WHAT IS ASKED: Write out the records again, exactly, leaving none out.

Records from a collection
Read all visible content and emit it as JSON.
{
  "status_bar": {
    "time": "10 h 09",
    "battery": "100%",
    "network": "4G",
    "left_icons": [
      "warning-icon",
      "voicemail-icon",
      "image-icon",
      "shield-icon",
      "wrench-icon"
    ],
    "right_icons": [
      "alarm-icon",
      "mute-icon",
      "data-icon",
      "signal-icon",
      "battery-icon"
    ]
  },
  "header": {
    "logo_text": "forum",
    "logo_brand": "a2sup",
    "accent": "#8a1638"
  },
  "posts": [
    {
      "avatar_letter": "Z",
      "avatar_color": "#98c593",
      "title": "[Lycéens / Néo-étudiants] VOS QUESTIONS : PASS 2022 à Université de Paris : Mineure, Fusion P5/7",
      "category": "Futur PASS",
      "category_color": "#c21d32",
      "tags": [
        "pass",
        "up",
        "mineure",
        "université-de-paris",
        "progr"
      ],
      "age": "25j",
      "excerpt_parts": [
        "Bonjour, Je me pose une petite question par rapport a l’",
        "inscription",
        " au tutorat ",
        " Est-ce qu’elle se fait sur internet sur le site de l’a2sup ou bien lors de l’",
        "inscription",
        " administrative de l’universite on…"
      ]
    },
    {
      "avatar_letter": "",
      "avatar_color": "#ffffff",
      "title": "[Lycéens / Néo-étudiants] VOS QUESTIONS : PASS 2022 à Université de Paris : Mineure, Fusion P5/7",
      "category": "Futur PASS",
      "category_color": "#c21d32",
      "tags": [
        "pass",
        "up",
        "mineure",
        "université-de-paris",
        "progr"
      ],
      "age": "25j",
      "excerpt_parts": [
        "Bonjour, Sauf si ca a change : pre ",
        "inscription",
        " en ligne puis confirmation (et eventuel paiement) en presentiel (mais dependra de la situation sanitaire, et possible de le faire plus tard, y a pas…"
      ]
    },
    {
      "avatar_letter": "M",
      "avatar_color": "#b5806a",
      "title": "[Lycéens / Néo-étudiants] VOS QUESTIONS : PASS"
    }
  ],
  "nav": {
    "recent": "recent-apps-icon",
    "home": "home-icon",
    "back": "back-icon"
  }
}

OUTPUT OF THE TASK:
Read all visible content and emit it as JSON.
{
  "status_bar": {
    "time": "10 h 09",
    "battery": "100%",
    "network": "4G",
    "left_icons": [
      "warning-icon",
      "voicemail-icon",
      "image-icon",
      "shield-icon",
      "wrench-icon"
    ],
    "right_icons": [
      "alarm-icon",
      "mute-icon",
      "data-icon",
      "signal-icon",
      "battery-icon"
    ]
  },
  "header": {
    "logo_text": "forum",
    "logo_brand": "a2sup",
    "accent": "#8a1638"
  },
  "posts": [
    {
      "avatar_letter": "Z",
      "avatar_color": "#98c593",
      "title": "[Lycéens / Néo-étudiants] VOS QUESTIONS : PASS 2022 à Université de Paris : Mineure, Fusion P5/7",
      "category": "Futur PASS",
      "category_color": "#c21d32",
      "tags": [
        "pass",
        "up",
        "mineure",
        "université-de-paris",
        "progr"
      ],
      "age": "25j",
      "excerpt_parts": [
        "Bonjour, Je me pose une petite question par rapport a l’",
        "inscription",
        " au tutorat ",
        " Est-ce qu’elle se fait sur internet sur le site de l’a2sup ou bien lors de l’",
        "inscription",
        " administrative de l’universite on…"
      ]
    },
    {
      "avatar_letter": "",
      "avatar_color": "#ffffff",
      "title": "[Lycéens / Néo-étudiants] VOS QUESTIONS : PASS 2022 à Université de Paris : Mineure, Fusion P5/7",
      "category": "Futur PASS",
      "category_color": "#c21d32",
      "tags": [
        "pass",
        "up",
        "mineure",
        "université-de-paris",
        "progr"
      ],
      "age": "25j",
      "excerpt_parts": [
        "Bonjour, Sauf si ca a change : pre ",
        "inscription",
        " en ligne puis confirmation (et eventuel paiement) en presentiel (mais dependra de la situation sanitaire, et possible de le faire plus tard, y a pas…"
      ]
    },
    {
      "avatar_letter": "M",
      "avatar_color": "#b5806a",
      "title": "[Lycéens / Néo-étudiants] VOS QUESTIONS : PASS"
    }
  ],
  "nav": {
    "recent": "recent-apps-icon",
    "home": "home-icon",
    "back": "back-icon"
  }
}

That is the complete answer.